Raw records
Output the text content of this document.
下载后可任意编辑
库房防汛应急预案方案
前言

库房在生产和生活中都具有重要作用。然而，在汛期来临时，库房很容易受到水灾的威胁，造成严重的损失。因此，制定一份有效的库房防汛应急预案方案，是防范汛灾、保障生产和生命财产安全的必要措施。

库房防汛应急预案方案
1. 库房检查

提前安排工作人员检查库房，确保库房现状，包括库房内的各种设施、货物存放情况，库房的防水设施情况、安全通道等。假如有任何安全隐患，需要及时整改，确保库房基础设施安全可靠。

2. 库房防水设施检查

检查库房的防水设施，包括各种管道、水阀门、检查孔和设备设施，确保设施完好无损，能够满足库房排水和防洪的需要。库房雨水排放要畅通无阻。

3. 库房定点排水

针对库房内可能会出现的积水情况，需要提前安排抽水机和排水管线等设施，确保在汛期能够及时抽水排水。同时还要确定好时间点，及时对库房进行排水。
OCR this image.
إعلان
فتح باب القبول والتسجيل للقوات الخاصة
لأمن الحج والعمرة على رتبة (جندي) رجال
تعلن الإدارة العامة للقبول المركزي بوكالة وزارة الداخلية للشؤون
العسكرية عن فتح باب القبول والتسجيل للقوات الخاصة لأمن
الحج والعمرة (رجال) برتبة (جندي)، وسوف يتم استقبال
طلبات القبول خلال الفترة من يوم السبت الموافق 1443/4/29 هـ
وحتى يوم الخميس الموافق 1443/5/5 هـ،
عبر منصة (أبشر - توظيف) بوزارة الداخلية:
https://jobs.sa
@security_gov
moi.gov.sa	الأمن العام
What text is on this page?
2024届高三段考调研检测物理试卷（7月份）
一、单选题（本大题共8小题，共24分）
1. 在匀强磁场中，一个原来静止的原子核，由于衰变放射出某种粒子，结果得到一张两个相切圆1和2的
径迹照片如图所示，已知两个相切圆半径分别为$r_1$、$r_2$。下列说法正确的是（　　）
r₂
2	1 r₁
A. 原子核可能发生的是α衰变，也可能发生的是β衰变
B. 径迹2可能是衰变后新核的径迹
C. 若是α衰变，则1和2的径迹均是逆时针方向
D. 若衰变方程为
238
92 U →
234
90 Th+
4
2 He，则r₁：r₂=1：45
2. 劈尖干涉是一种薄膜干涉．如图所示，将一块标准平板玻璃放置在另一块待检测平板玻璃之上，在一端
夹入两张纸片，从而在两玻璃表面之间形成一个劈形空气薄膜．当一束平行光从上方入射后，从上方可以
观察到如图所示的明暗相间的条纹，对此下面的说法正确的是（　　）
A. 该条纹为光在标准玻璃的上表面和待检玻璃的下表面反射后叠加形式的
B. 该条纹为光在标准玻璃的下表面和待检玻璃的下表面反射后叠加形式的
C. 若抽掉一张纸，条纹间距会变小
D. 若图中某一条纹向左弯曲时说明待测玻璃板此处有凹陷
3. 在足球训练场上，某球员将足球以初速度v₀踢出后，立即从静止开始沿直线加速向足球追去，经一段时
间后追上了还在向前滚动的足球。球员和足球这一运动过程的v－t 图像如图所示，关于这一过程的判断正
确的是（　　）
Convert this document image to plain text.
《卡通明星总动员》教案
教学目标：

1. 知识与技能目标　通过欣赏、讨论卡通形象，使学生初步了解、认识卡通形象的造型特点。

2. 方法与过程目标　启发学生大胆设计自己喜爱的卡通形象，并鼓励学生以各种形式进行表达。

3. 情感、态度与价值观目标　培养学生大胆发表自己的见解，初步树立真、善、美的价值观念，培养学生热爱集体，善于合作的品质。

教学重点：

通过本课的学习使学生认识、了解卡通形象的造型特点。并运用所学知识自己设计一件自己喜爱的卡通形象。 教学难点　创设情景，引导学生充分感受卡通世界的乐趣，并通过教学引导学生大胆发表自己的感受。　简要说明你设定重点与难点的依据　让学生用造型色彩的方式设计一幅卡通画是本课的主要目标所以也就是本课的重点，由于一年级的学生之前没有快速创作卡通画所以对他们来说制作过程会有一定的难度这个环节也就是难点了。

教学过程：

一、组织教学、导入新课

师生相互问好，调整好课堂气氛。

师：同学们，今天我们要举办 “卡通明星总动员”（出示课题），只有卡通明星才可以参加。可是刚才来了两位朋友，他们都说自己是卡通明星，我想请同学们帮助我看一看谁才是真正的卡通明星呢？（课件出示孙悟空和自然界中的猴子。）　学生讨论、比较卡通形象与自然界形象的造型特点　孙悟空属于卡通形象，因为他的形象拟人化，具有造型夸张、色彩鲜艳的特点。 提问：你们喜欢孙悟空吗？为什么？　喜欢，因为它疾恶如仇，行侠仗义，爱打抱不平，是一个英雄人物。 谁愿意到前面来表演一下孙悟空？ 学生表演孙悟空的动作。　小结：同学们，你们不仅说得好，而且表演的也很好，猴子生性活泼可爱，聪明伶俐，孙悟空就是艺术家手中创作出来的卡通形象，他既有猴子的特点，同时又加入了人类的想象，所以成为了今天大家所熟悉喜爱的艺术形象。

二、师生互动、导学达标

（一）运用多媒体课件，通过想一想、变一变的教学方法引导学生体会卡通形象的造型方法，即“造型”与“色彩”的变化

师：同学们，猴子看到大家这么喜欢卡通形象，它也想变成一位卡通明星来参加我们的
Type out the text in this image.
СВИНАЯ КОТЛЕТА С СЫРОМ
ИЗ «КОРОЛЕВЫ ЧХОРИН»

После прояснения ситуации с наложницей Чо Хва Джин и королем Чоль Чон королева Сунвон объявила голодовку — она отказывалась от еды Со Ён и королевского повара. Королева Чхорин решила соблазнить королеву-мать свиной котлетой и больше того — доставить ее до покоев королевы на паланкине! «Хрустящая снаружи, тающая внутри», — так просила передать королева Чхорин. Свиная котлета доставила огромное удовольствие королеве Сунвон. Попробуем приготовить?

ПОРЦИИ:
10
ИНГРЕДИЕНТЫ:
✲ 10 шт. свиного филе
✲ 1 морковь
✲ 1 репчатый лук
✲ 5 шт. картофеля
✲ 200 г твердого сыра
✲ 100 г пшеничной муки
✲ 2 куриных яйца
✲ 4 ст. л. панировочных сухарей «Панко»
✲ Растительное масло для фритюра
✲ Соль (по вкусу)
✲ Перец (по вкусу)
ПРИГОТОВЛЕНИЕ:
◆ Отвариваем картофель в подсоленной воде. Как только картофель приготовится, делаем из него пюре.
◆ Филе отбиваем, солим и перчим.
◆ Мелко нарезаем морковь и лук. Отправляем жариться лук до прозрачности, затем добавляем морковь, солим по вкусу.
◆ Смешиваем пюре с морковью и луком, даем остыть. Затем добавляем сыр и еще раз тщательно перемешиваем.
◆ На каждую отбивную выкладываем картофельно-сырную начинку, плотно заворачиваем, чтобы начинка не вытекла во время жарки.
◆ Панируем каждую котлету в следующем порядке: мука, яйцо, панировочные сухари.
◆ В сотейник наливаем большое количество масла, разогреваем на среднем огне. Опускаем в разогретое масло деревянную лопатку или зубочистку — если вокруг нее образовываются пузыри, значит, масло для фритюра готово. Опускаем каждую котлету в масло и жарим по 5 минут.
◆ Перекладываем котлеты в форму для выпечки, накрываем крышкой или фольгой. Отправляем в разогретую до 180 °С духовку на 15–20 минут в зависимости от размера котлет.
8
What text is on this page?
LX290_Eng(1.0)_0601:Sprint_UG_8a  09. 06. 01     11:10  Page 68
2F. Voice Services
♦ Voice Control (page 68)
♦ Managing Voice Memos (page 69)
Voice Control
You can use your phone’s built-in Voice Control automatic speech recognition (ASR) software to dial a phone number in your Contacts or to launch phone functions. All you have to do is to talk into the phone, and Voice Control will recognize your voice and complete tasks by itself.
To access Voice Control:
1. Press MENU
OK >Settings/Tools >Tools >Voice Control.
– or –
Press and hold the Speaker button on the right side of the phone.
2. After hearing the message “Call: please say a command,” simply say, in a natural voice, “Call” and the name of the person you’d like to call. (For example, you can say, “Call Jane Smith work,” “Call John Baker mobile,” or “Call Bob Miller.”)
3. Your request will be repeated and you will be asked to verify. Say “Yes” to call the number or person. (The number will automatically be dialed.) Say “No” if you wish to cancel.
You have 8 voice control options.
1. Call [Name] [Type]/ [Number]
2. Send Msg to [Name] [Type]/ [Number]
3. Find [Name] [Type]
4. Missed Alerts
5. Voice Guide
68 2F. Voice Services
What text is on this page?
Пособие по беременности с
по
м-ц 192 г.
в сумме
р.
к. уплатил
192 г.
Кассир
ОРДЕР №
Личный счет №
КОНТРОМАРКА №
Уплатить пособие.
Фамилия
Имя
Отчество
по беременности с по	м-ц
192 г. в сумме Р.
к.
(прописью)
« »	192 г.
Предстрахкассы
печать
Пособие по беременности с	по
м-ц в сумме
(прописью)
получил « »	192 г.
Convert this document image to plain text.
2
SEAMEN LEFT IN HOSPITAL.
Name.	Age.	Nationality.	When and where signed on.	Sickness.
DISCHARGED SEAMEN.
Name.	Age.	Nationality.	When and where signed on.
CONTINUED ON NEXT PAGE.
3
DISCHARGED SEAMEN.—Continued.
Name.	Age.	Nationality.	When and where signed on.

**THE EXERCISE**
How many of the lines above include the string "والتسجيل"? Reply with the number by itself.

**THE COMPLETED TASK**
2